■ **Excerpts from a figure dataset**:
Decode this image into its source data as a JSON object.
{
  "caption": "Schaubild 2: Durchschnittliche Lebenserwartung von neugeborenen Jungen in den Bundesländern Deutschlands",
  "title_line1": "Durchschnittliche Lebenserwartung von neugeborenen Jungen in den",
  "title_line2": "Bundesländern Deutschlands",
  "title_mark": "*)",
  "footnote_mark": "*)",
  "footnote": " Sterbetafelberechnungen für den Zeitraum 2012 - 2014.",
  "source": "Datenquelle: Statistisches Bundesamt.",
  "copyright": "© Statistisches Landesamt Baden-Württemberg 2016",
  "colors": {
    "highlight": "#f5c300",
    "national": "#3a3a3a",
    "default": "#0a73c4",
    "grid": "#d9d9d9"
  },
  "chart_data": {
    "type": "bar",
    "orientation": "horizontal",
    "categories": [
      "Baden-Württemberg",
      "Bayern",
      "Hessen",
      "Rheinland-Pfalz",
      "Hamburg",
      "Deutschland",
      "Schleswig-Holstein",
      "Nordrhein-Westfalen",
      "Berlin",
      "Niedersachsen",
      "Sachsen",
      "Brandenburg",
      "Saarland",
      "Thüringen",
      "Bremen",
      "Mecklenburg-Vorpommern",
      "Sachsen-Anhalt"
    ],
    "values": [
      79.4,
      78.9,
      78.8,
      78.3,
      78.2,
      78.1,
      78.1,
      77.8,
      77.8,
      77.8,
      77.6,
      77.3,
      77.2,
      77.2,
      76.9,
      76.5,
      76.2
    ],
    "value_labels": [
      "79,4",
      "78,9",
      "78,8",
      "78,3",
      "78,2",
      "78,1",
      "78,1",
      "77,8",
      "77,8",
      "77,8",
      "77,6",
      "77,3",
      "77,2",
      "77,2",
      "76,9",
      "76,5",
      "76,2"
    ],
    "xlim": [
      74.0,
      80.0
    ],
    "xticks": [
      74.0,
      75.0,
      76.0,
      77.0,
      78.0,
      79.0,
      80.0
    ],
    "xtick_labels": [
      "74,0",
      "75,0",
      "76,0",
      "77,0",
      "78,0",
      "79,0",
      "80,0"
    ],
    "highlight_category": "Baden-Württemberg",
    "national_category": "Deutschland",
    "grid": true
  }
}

■ **EXERCISE**: Transcribe all the entries, keeping each one exactly as it is.

■ **WRITTEN REPLY**:
Decode this image into its source data as a JSON object.
{
  "caption": "Schaubild 2: Durchschnittliche Lebenserwartung von neugeborenen Jungen in den Bundesländern Deutschlands",
  "title_line1": "Durchschnittliche Lebenserwartung von neugeborenen Jungen in den",
  "title_line2": "Bundesländern Deutschlands",
  "title_mark": "*)",
  "footnote_mark": "*)",
  "footnote": " Sterbetafelberechnungen für den Zeitraum 2012 - 2014.",
  "source": "Datenquelle: Statistisches Bundesamt.",
  "copyright": "© Statistisches Landesamt Baden-Württemberg 2016",
  "colors": {
    "highlight": "#f5c300",
    "national": "#3a3a3a",
    "default": "#0a73c4",
    "grid": "#d9d9d9"
  },
  "chart_data": {
    "type": "bar",
    "orientation": "horizontal",
    "categories": [
      "Baden-Württemberg",
      "Bayern",
      "Hessen",
      "Rheinland-Pfalz",
      "Hamburg",
      "Deutschland",
      "Schleswig-Holstein",
      "Nordrhein-Westfalen",
      "Berlin",
      "Niedersachsen",
      "Sachsen",
      "Brandenburg",
      "Saarland",
      "Thüringen",
      "Bremen",
      "Mecklenburg-Vorpommern",
      "Sachsen-Anhalt"
    ],
    "values": [
      79.4,
      78.9,
      78.8,
      78.3,
      78.2,
      78.1,
      78.1,
      77.8,
      77.8,
      77.8,
      77.6,
      77.3,
      77.2,
      77.2,
      76.9,
      76.5,
      76.2
    ],
    "value_labels": [
      "79,4",
      "78,9",
      "78,8",
      "78,3",
      "78,2",
      "78,1",
      "78,1",
      "77,8",
      "77,8",
      "77,8",
      "77,6",
      "77,3",
      "77,2",
      "77,2",
      "76,9",
      "76,5",
      "76,2"
    ],
    "xlim": [
      74.0,
      80.0
    ],
    "xticks": [
      74.0,
      75.0,
      76.0,
      77.0,
      78.0,
      79.0,
      80.0
    ],
    "xtick_labels": [
      "74,0",
      "75,0",
      "76,0",
      "77,0",
      "78,0",
      "79,0",
      "80,0"
    ],
    "highlight_category": "Baden-Württemberg",
    "national_category": "Deutschland",
    "grid": true
  }
}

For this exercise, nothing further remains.